> [Task requirements] Can you copy out every line of the entries below word for word, leaving the pictures out?

BEGIN Extracted entries

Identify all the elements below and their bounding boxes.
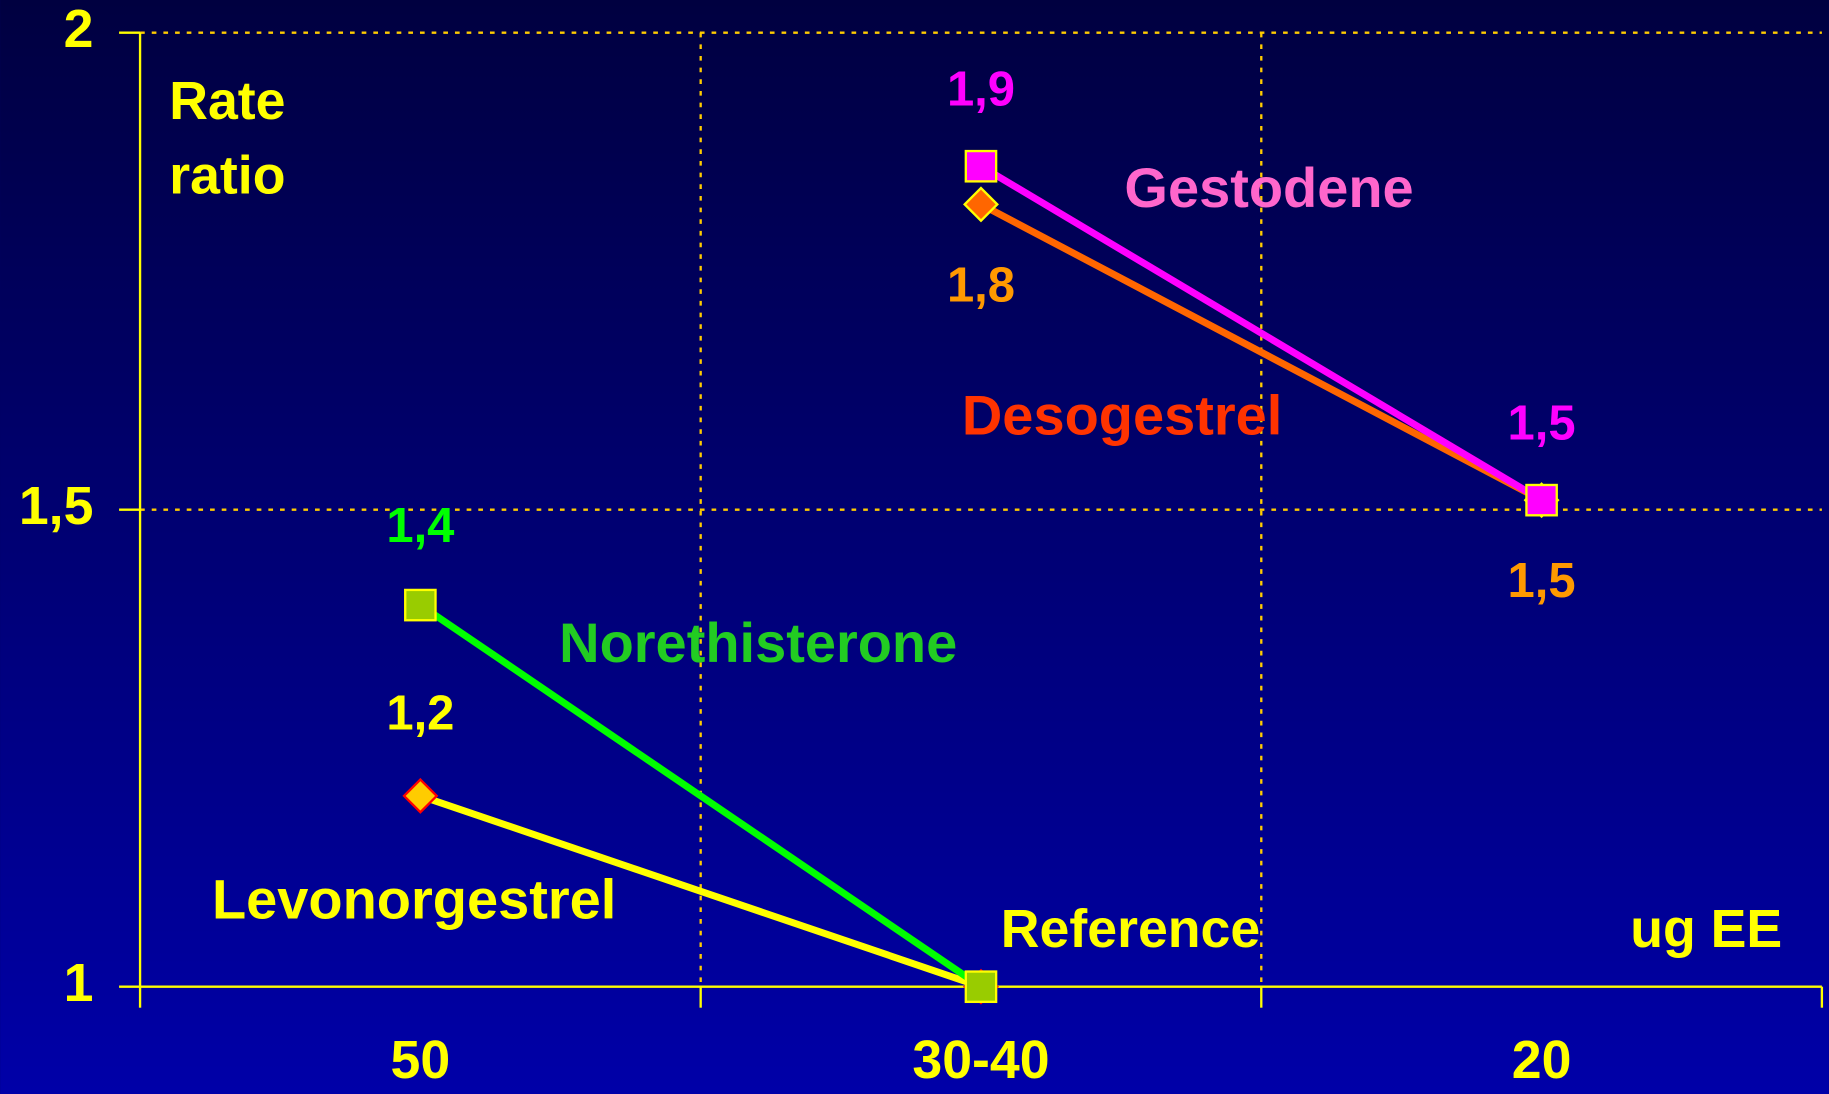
x-axis-label: ug EE (1630, 899, 1782, 959)
annotation: Reference (1001, 899, 1260, 959)
marker-square (964, 970, 998, 1004)
y-tick-label: 1,5 (19, 476, 94, 536)
series-label: Desogestrel (962, 384, 1282, 447)
series-line (979, 163, 1544, 504)
series-line (419, 792, 983, 991)
x-tick-label: 20 (1512, 1030, 1572, 1090)
series-line (418, 602, 983, 990)
series-label: Levonorgestrel (212, 868, 616, 931)
marker-square (1525, 483, 1558, 517)
x-tick-label: 30-40 (912, 1030, 1049, 1090)
data-label: 1,5 (1508, 397, 1576, 451)
marker-diamond (402, 777, 439, 814)
marker-square (964, 149, 998, 183)
data-label: 1,9 (947, 63, 1015, 117)
data-label: 1,4 (386, 499, 454, 553)
data-label: 1,2 (386, 687, 454, 741)
series-label: Norethisterone (559, 611, 957, 674)
series-label: Gestodene (1124, 156, 1413, 219)
data-label: 1,5 (1508, 554, 1576, 608)
data-label: 1,8 (947, 258, 1015, 312)
y-tick-label: 1 (64, 953, 94, 1013)
marker-square (404, 588, 437, 622)
x-tick-label: 50 (391, 1030, 451, 1090)
y-tick-label: 2 (64, 0, 94, 59)
y-axis-label: Rate ratio (169, 71, 285, 206)
marker-diamond (963, 186, 999, 223)
series-line (979, 201, 1544, 504)
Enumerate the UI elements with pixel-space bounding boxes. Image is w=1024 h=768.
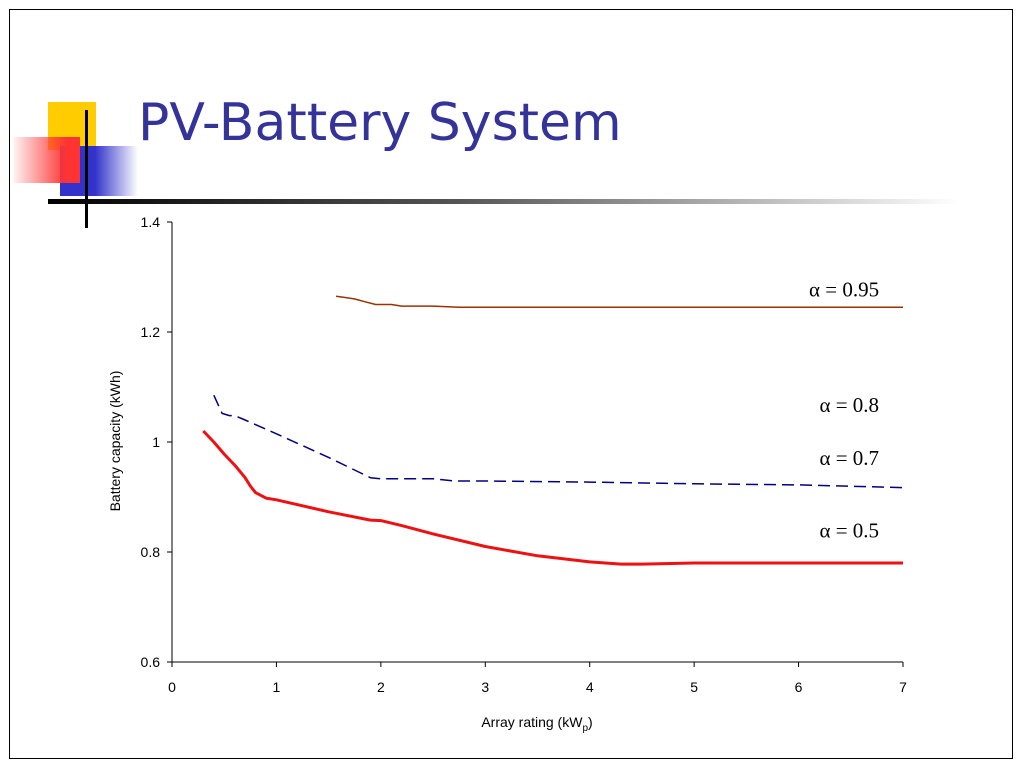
x-tick-label: 2: [377, 679, 385, 695]
decor-vertical-line: [85, 110, 88, 228]
y-tick-label: 0.6: [141, 654, 161, 670]
x-tick-label: 1: [273, 679, 281, 695]
x-tick-label: 4: [586, 679, 594, 695]
x-tick-label: 7: [899, 679, 907, 695]
x-axis-title-subscript: p: [582, 723, 588, 734]
x-axis-title-main: Array rating (kW: [481, 714, 583, 730]
chart-axes: 0.6 0.8 1 1.2 1.4 0 1 2 3 4 5 6 7: [141, 214, 908, 695]
y-tick-label: 1: [152, 434, 160, 450]
series-annotation: α = 0.95: [809, 277, 879, 301]
title-underline: [48, 199, 960, 204]
x-axis-title-end: ): [588, 714, 593, 730]
x-tick-label: 3: [481, 679, 489, 695]
y-tick-label: 1.4: [141, 214, 161, 230]
chart-series: [202, 295, 904, 566]
chart-annotations: α = 0.95 α = 0.8 α = 0.7 α = 0.5: [809, 277, 879, 542]
series-annotation: α = 0.8: [819, 393, 879, 417]
y-axis-title: Battery capacity (kWh): [107, 371, 123, 512]
decor-red-square: [14, 137, 80, 183]
series-line-1: [213, 394, 904, 489]
slide-frame: [9, 9, 1013, 759]
x-tick-label: 5: [690, 679, 698, 695]
series-annotation: α = 0.5: [819, 519, 879, 543]
series-line-0: [335, 295, 903, 308]
x-tick-label: 6: [795, 679, 803, 695]
series-line-2: [202, 429, 903, 566]
x-axis-title: Array rating (kWp): [481, 714, 592, 734]
x-tick-label: 0: [168, 679, 176, 695]
y-tick-label: 0.8: [141, 544, 161, 560]
series-annotation: α = 0.7: [819, 446, 879, 470]
y-tick-label: 1.2: [141, 324, 161, 340]
slide-title: PV-Battery System: [138, 93, 622, 153]
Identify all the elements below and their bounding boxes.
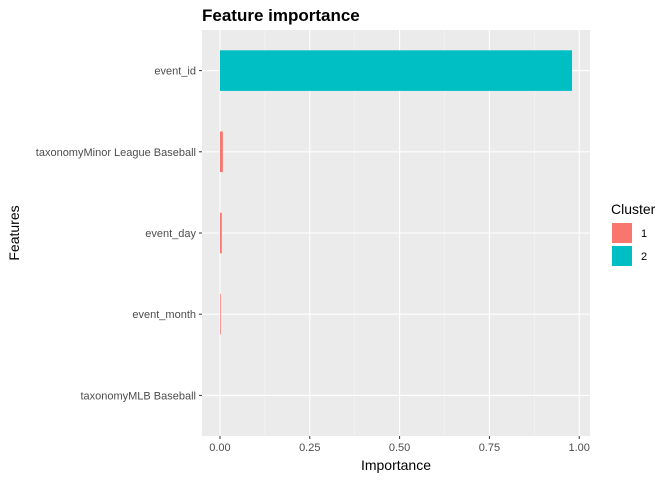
bar-event_id — [219, 50, 573, 91]
legend-label: 1 — [641, 228, 647, 240]
x-axis-title: Importance — [361, 457, 431, 473]
y-tick-label: event_day — [145, 228, 196, 240]
legend-key-2 — [612, 246, 632, 266]
legend-label: 2 — [641, 251, 647, 263]
x-tick-label: 0.75 — [479, 442, 500, 454]
x-tick-label: 1.00 — [569, 442, 590, 454]
legend-key-1 — [612, 223, 632, 243]
bar-taxonomyMinor League Baseball — [219, 131, 223, 173]
x-tick-labels: 0.00 0.25 0.50 0.75 1.00 — [209, 436, 590, 454]
y-tick-label: event_id — [154, 66, 196, 78]
x-tick-label: 0.25 — [299, 442, 320, 454]
bar-event_day — [219, 212, 222, 254]
y-tick-label: event_month — [132, 309, 196, 321]
y-axis-title: Features — [6, 205, 22, 260]
legend: Cluster 1 2 — [611, 201, 656, 266]
y-tick-label: taxonomyMLB Baseball — [80, 390, 196, 402]
x-tick-label: 0.50 — [389, 442, 410, 454]
y-tick-label: taxonomyMinor League Baseball — [36, 147, 196, 159]
legend-title: Cluster — [611, 201, 656, 217]
x-tick-label: 0.00 — [209, 442, 230, 454]
chart-title: Feature importance — [202, 6, 360, 25]
y-tick-labels: event_id taxonomyMinor League Baseball eve… — [36, 66, 202, 402]
bars — [219, 50, 573, 335]
bar-event_month — [219, 293, 221, 335]
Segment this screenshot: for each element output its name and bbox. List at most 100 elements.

END Extracted entries

> [Response to this task]
Identify all the elements below and their bounding boxes.
x-axis-label: ug EE (1630, 899, 1782, 959)
annotation: Reference (1001, 899, 1260, 959)
marker-square (964, 970, 998, 1004)
y-tick-label: 1,5 (19, 476, 94, 536)
series-label: Desogestrel (962, 384, 1282, 447)
series-line (979, 163, 1544, 504)
series-line (419, 792, 983, 991)
x-tick-label: 20 (1512, 1030, 1572, 1090)
series-line (418, 602, 983, 990)
series-label: Levonorgestrel (212, 868, 616, 931)
marker-square (1525, 483, 1558, 517)
x-tick-label: 30-40 (912, 1030, 1049, 1090)
data-label: 1,5 (1508, 397, 1576, 451)
marker-diamond (402, 777, 439, 814)
marker-square (964, 149, 998, 183)
data-label: 1,9 (947, 63, 1015, 117)
data-label: 1,4 (386, 499, 454, 553)
data-label: 1,2 (386, 687, 454, 741)
series-label: Norethisterone (559, 611, 957, 674)
series-label: Gestodene (1124, 156, 1413, 219)
data-label: 1,5 (1508, 554, 1576, 608)
data-label: 1,8 (947, 258, 1015, 312)
y-tick-label: 1 (64, 953, 94, 1013)
marker-square (404, 588, 437, 622)
x-tick-label: 50 (391, 1030, 451, 1090)
y-tick-label: 2 (64, 0, 94, 59)
y-axis-label: Rate ratio (169, 71, 285, 206)
marker-diamond (963, 186, 999, 223)
series-line (979, 201, 1544, 504)
Enumerate the UI elements with pixel-space bounding boxes. Image is w=1024 h=768.
x-tick-label: 2: [377, 679, 385, 695]
decor-vertical-line: [85, 110, 88, 228]
y-tick-label: 0.6: [141, 654, 161, 670]
x-tick-label: 1: [273, 679, 281, 695]
x-tick-label: 4: [586, 679, 594, 695]
x-tick-label: 7: [899, 679, 907, 695]
x-axis-title-subscript: p: [582, 723, 588, 734]
x-axis-title-main: Array rating (kW: [481, 714, 583, 730]
chart-axes: 0.6 0.8 1 1.2 1.4 0 1 2 3 4 5 6 7: [141, 214, 908, 695]
y-tick-label: 1: [152, 434, 160, 450]
series-annotation: α = 0.95: [809, 277, 879, 301]
title-underline: [48, 199, 960, 204]
x-axis-title-end: ): [588, 714, 593, 730]
x-tick-label: 3: [481, 679, 489, 695]
y-tick-label: 1.4: [141, 214, 161, 230]
chart-series: [202, 295, 904, 566]
chart-annotations: α = 0.95 α = 0.8 α = 0.7 α = 0.5: [809, 277, 879, 542]
series-annotation: α = 0.8: [819, 393, 879, 417]
y-axis-title: Battery capacity (kWh): [107, 371, 123, 512]
decor-red-square: [14, 137, 80, 183]
series-line-1: [213, 394, 904, 489]
slide-frame: [9, 9, 1013, 759]
x-tick-label: 5: [690, 679, 698, 695]
series-annotation: α = 0.5: [819, 519, 879, 543]
series-line-0: [335, 295, 903, 308]
x-tick-label: 6: [795, 679, 803, 695]
series-line-2: [202, 429, 903, 566]
x-axis-title: Array rating (kWp): [481, 714, 592, 734]
x-tick-label: 0: [168, 679, 176, 695]
y-tick-label: 0.8: [141, 544, 161, 560]
series-annotation: α = 0.7: [819, 446, 879, 470]
y-tick-label: 1.2: [141, 324, 161, 340]
slide-title: PV-Battery System: [138, 93, 622, 153]
Identify all the elements below and their bounding boxes.
bar-event_id — [219, 50, 573, 91]
legend-label: 1 — [641, 228, 647, 240]
x-axis-title: Importance — [361, 457, 431, 473]
y-tick-label: event_day — [145, 228, 196, 240]
legend-key-2 — [612, 246, 632, 266]
legend-label: 2 — [641, 251, 647, 263]
x-tick-label: 0.75 — [479, 442, 500, 454]
x-tick-label: 1.00 — [569, 442, 590, 454]
legend-key-1 — [612, 223, 632, 243]
bar-taxonomyMinor League Baseball — [219, 131, 223, 173]
x-tick-labels: 0.00 0.25 0.50 0.75 1.00 — [209, 436, 590, 454]
y-tick-label: event_id — [154, 66, 196, 78]
x-tick-label: 0.25 — [299, 442, 320, 454]
bar-event_day — [219, 212, 222, 254]
y-tick-label: event_month — [132, 309, 196, 321]
y-axis-title: Features — [6, 205, 22, 260]
legend: Cluster 1 2 — [611, 201, 656, 266]
y-tick-label: taxonomyMLB Baseball — [80, 390, 196, 402]
x-tick-label: 0.50 — [389, 442, 410, 454]
y-tick-label: taxonomyMinor League Baseball — [36, 147, 196, 159]
legend-title: Cluster — [611, 201, 656, 217]
x-tick-label: 0.00 — [209, 442, 230, 454]
chart-title: Feature importance — [202, 6, 360, 25]
y-tick-labels: event_id taxonomyMinor League Baseball eve… — [36, 66, 202, 402]
bars — [219, 50, 573, 335]
bar-event_month — [219, 293, 221, 335]
Segment this screenshot: for each element output its name and bbox. List at most 100 elements.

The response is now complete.